↓
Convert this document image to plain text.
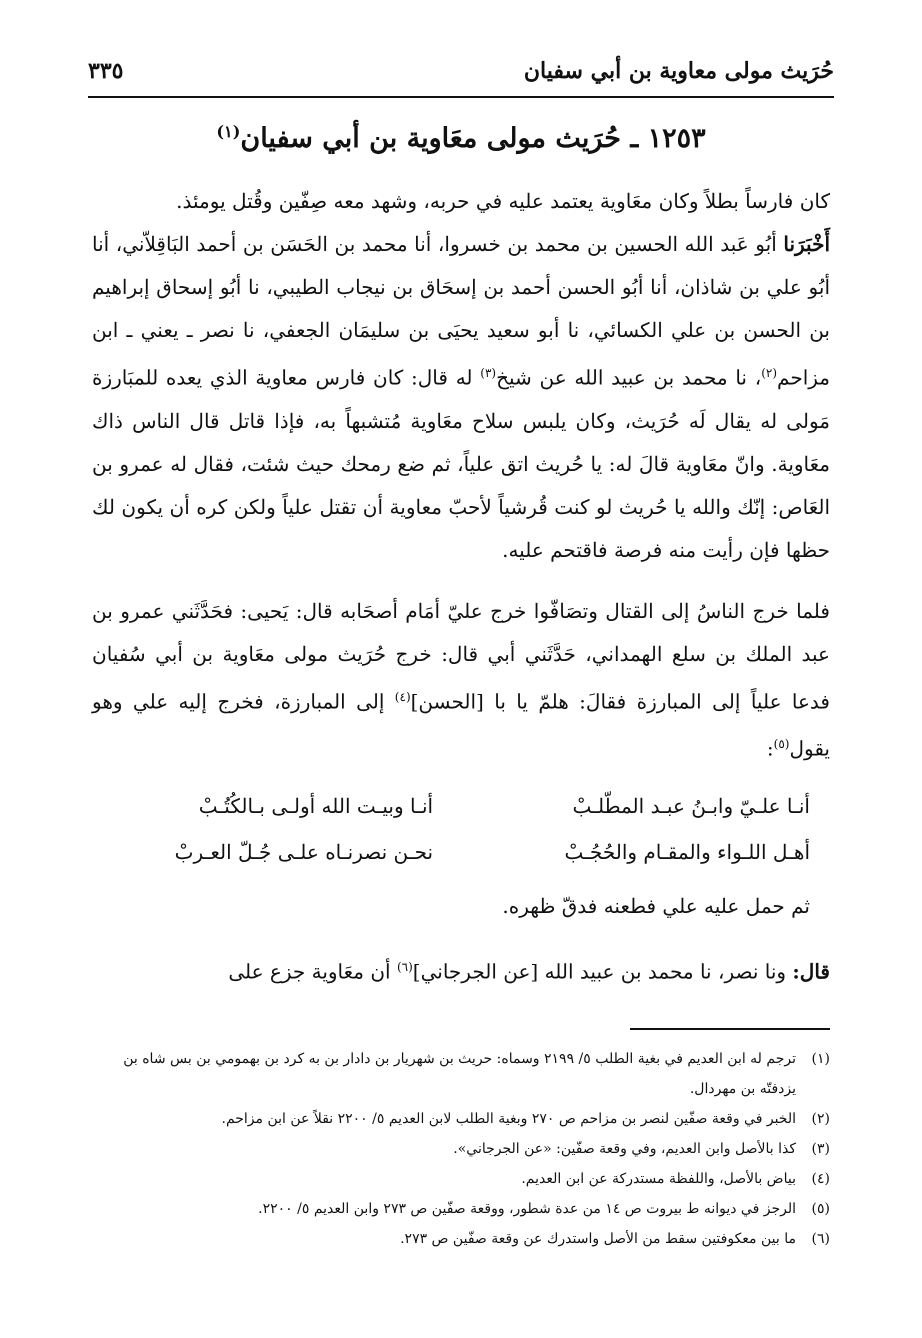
حُرَيث مولى معاوية بن أبي سفيان
٣٣٥
١٢٥٣ ـ حُرَيث مولى معَاوية بن أبي سفيان$^{(١)}$

كان فارساً بطلاً وكان معَاوية يعتمد عليه في حربه، وشهد معه صِفّين وقُتل يومئذ.

أَخْبَرَنا أبُو عَبد الله الحسين بن محمد بن خسروا، أنا محمد بن الحَسَن بن أحمد البَاقِلاّني، أنا أبُو علي بن شاذان، أنا أبُو الحسن أحمد بن إسحَاق بن نيجاب الطيبي، نا أبُو إسحاق إبراهيم بن الحسن بن علي الكسائي، نا أبو سعيد يحيَى بن سليمَان الجعفي، نا نصر ـ يعني ـ ابن مزاحم$^{(٢)}$، نا محمد بن عبيد الله عن شيخ$^{(٣)}$ له قال: كان فارس معاوية الذي يعده للمبَارزة مَولى له يقال لَه حُرَيث، وكان يلبس سلاح معَاوية مُتشبهاً به، فإذا قاتل قال الناس ذاك معَاوية. وانّ معَاوية قالَ له: يا حُريث اتق علياً، ثم ضع رمحك حيث شئت، فقال له عمرو بن العَاص: إنّك والله يا حُريث لو كنت قُرشياً لأحبّ معاوية أن تقتل علياً ولكن كره أن يكون لك حظها فإن رأيت منه فرصة فاقتحم عليه.

فلما خرج الناسُ إلى القتال وتصَافّوا خرج عليّ أمَام أصحَابه قال: يَحيى: فحَدَّثَني عمرو بن عبد الملك بن سلع الهمداني، حَدَّثَني أبي قال: خرج حُرَيث مولى معَاوية بن أبي سُفيان فدعا علياً إلى المبارزة فقالَ: هلمّ يا با [الحسن]$^{(٤)}$ إلى المبارزة، فخرج إليه علي وهو يقول$^{(٥)}$:

أنـا علـيّ وابـنُ عبـد المطّلـبْ
أنـا وبيـت الله أولـى بـالكُتُـبْ
أهـل اللـواء والمقـام والحُجُـبْ
نحـن نصرنـاه علـى جُـلّ العـربْ

ثم حمل عليه علي فطعنه فدقّ ظهره.

قال: ونا نصر، نا محمد بن عبيد الله [عن الجرجاني]$^{(٦)}$ أن معَاوية جزع على

(١)
ترجم له ابن العديم في بغية الطلب ٥/ ٢١٩٩ وسماه: حريث بن شهريار بن دادار بن به كرد بن بهمومي بن بس شاه بن يزدفتّه بن مهردال.
(٢)
الخبر في وقعة صفّين لنصر بن مزاحم ص ٢٧٠ وبغية الطلب لابن العديم ٥/ ٢٢٠٠ نقلاً عن ابن مزاحم.
(٣)
كذا بالأصل وابن العديم، وفي وقعة صفّين: «عن الجرجاني».
(٤)
بياض بالأصل، واللفظة مستدركة عن ابن العديم.
(٥)
الرجز في ديوانه ط بيروت ص ١٤ من عدة شطور، ووقعة صفّين ص ٢٧٣ وابن العديم ٥/ ٢٢٠٠.
(٦)
ما بين معكوفتين سقط من الأصل واستدرك عن وقعة صفّين ص ٢٧٣.
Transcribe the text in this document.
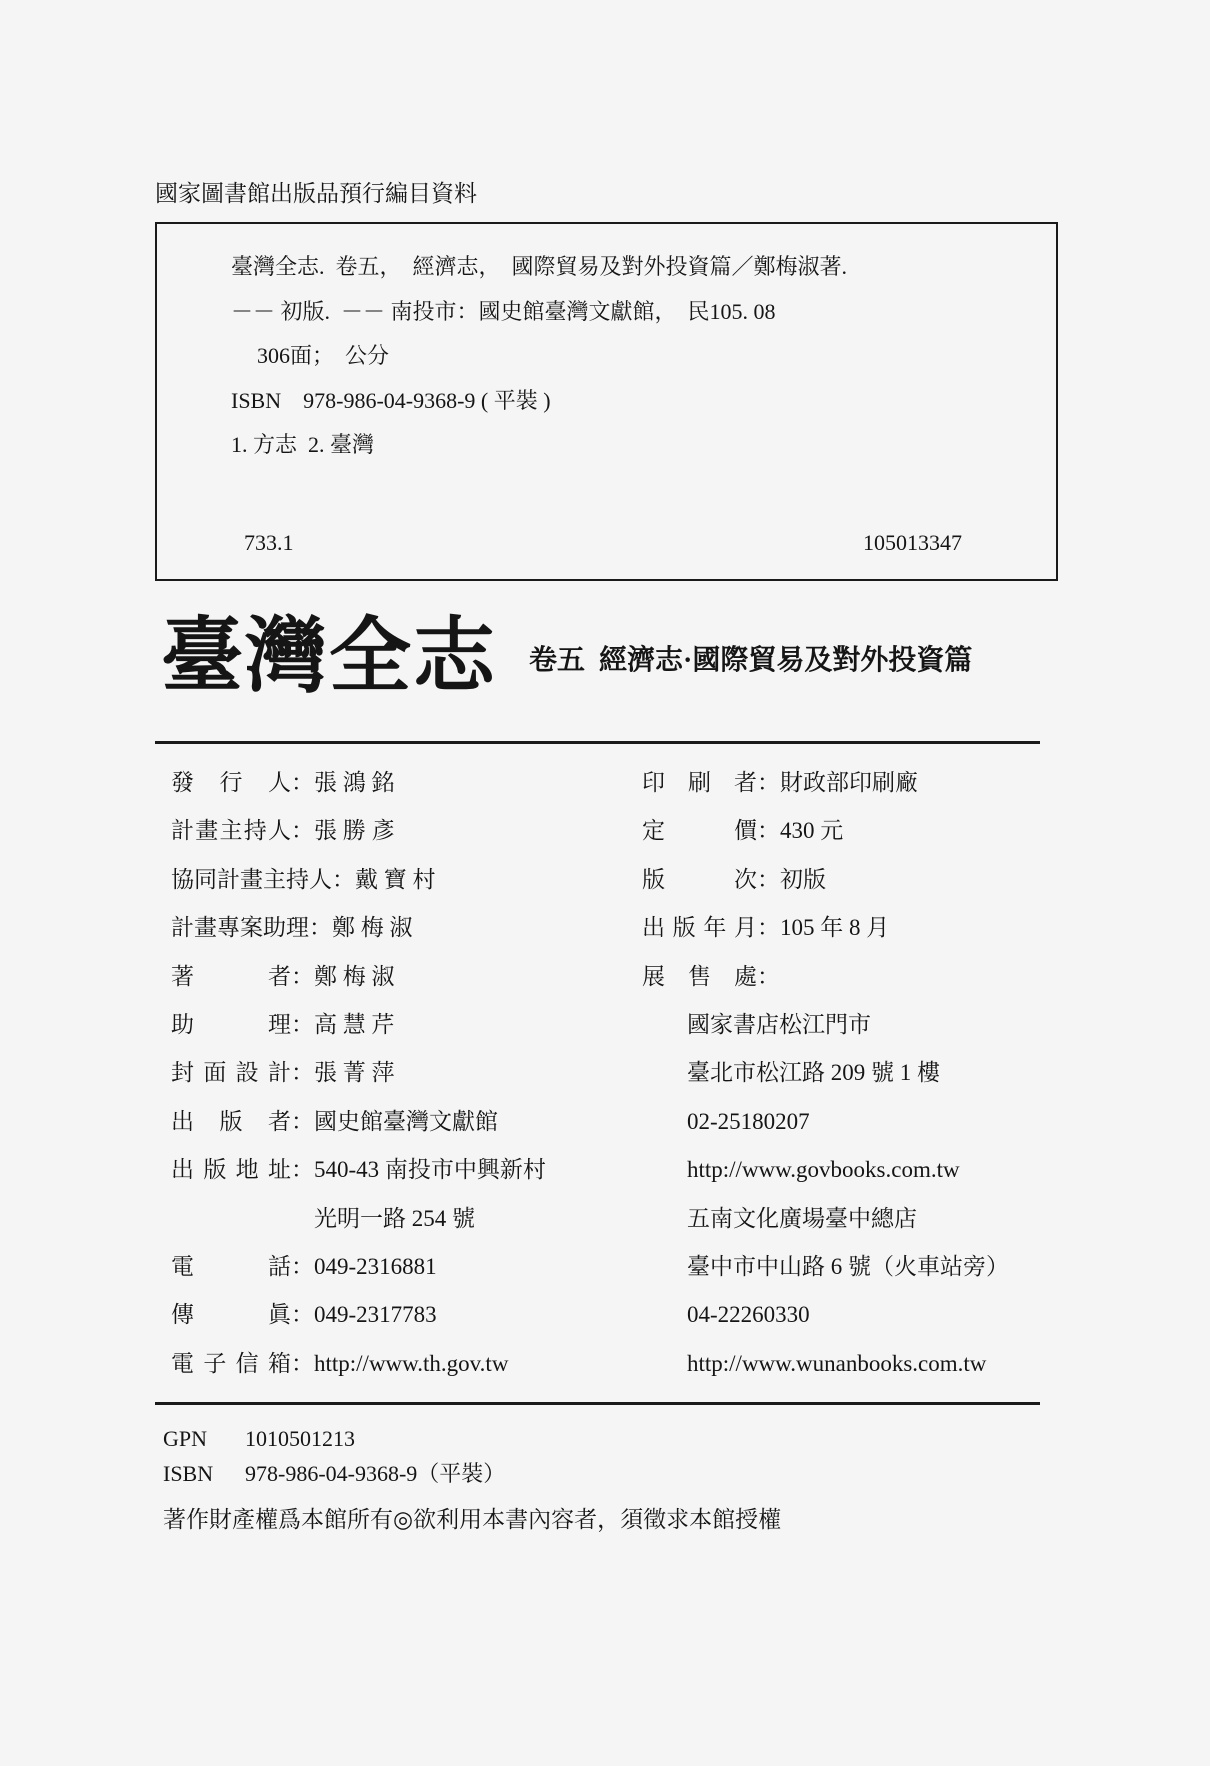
國家圖書館出版品預行編目資料
臺灣全志.  卷五，  經濟志，  國際貿易及對外投資篇／鄭梅淑著.
－－ 初版.  －－ 南投市：國史館臺灣文獻館，  民105. 08
306面；  公分
ISBN    978-986-04-9368-9 ( 平裝 )
1. 方志  2. 臺灣
733.1	105013347
臺灣全志 卷五  經濟志·國際貿易及對外投資篇
發行人：張 鴻 銘
計畫主持人：張 勝 彥
協同計畫主持人：戴 寶 村
計畫專案助理：鄭 梅 淑
著者：鄭 梅 淑
助理：高 慧 芹
封面設計：張 菁 萍
出版者：國史館臺灣文獻館
出版地址：540-43 南投市中興新村
光明一路 254 號
電話：049-2316881
傳眞：049-2317783
電子信箱：http://www.th.gov.tw
印刷者：財政部印刷廠
定價：430 元
版次：初版
出版年月：105 年 8 月
展售處：
國家書店松江門市
臺北市松江路 209 號 1 樓
02-25180207
http://www.govbooks.com.tw
五南文化廣場臺中總店
臺中市中山路 6 號（火車站旁）
04-22260330
http://www.wunanbooks.com.tw
GPN 1010501213
ISBN 978-986-04-9368-9（平裝）
著作財產權爲本館所有◎欲利用本書內容者，須徵求本館授權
↑
(Task objective): Quote the entries above word for word. Leave the images out.

(Finished exercise):
Convert this document image to plain text.
حُرَيث مولى معاوية بن أبي سفيان
٣٣٥
١٢٥٣ ـ حُرَيث مولى معَاوية بن أبي سفيان$^{(١)}$

كان فارساً بطلاً وكان معَاوية يعتمد عليه في حربه، وشهد معه صِفّين وقُتل يومئذ.

أَخْبَرَنا أبُو عَبد الله الحسين بن محمد بن خسروا، أنا محمد بن الحَسَن بن أحمد البَاقِلاّني، أنا أبُو علي بن شاذان، أنا أبُو الحسن أحمد بن إسحَاق بن نيجاب الطيبي، نا أبُو إسحاق إبراهيم بن الحسن بن علي الكسائي، نا أبو سعيد يحيَى بن سليمَان الجعفي، نا نصر ـ يعني ـ ابن مزاحم$^{(٢)}$، نا محمد بن عبيد الله عن شيخ$^{(٣)}$ له قال: كان فارس معاوية الذي يعده للمبَارزة مَولى له يقال لَه حُرَيث، وكان يلبس سلاح معَاوية مُتشبهاً به، فإذا قاتل قال الناس ذاك معَاوية. وانّ معَاوية قالَ له: يا حُريث اتق علياً، ثم ضع رمحك حيث شئت، فقال له عمرو بن العَاص: إنّك والله يا حُريث لو كنت قُرشياً لأحبّ معاوية أن تقتل علياً ولكن كره أن يكون لك حظها فإن رأيت منه فرصة فاقتحم عليه.

فلما خرج الناسُ إلى القتال وتصَافّوا خرج عليّ أمَام أصحَابه قال: يَحيى: فحَدَّثَني عمرو بن عبد الملك بن سلع الهمداني، حَدَّثَني أبي قال: خرج حُرَيث مولى معَاوية بن أبي سُفيان فدعا علياً إلى المبارزة فقالَ: هلمّ يا با [الحسن]$^{(٤)}$ إلى المبارزة، فخرج إليه علي وهو يقول$^{(٥)}$:

أنـا علـيّ وابـنُ عبـد المطّلـبْ
أنـا وبيـت الله أولـى بـالكُتُـبْ
أهـل اللـواء والمقـام والحُجُـبْ
نحـن نصرنـاه علـى جُـلّ العـربْ

ثم حمل عليه علي فطعنه فدقّ ظهره.

قال: ونا نصر، نا محمد بن عبيد الله [عن الجرجاني]$^{(٦)}$ أن معَاوية جزع على

(١)
ترجم له ابن العديم في بغية الطلب ٥/ ٢١٩٩ وسماه: حريث بن شهريار بن دادار بن به كرد بن بهمومي بن بس شاه بن يزدفتّه بن مهردال.
(٢)
الخبر في وقعة صفّين لنصر بن مزاحم ص ٢٧٠ وبغية الطلب لابن العديم ٥/ ٢٢٠٠ نقلاً عن ابن مزاحم.
(٣)
كذا بالأصل وابن العديم، وفي وقعة صفّين: «عن الجرجاني».
(٤)
بياض بالأصل، واللفظة مستدركة عن ابن العديم.
(٥)
الرجز في ديوانه ط بيروت ص ١٤ من عدة شطور، ووقعة صفّين ص ٢٧٣ وابن العديم ٥/ ٢٢٠٠.
(٦)
ما بين معكوفتين سقط من الأصل واستدرك عن وقعة صفّين ص ٢٧٣.
Transcribe the text in this document.
國家圖書館出版品預行編目資料
臺灣全志.  卷五，  經濟志，  國際貿易及對外投資篇／鄭梅淑著.
－－ 初版.  －－ 南投市：國史館臺灣文獻館，  民105. 08
306面；  公分
ISBN    978-986-04-9368-9 ( 平裝 )
1. 方志  2. 臺灣
733.1	105013347
臺灣全志 卷五  經濟志·國際貿易及對外投資篇
發行人：張 鴻 銘
計畫主持人：張 勝 彥
協同計畫主持人：戴 寶 村
計畫專案助理：鄭 梅 淑
著者：鄭 梅 淑
助理：高 慧 芹
封面設計：張 菁 萍
出版者：國史館臺灣文獻館
出版地址：540-43 南投市中興新村
光明一路 254 號
電話：049-2316881
傳眞：049-2317783
電子信箱：http://www.th.gov.tw
印刷者：財政部印刷廠
定價：430 元
版次：初版
出版年月：105 年 8 月
展售處：
國家書店松江門市
臺北市松江路 209 號 1 樓
02-25180207
http://www.govbooks.com.tw
五南文化廣場臺中總店
臺中市中山路 6 號（火車站旁）
04-22260330
http://www.wunanbooks.com.tw
GPN 1010501213
ISBN 978-986-04-9368-9（平裝）
著作財產權爲本館所有◎欲利用本書內容者，須徵求本館授權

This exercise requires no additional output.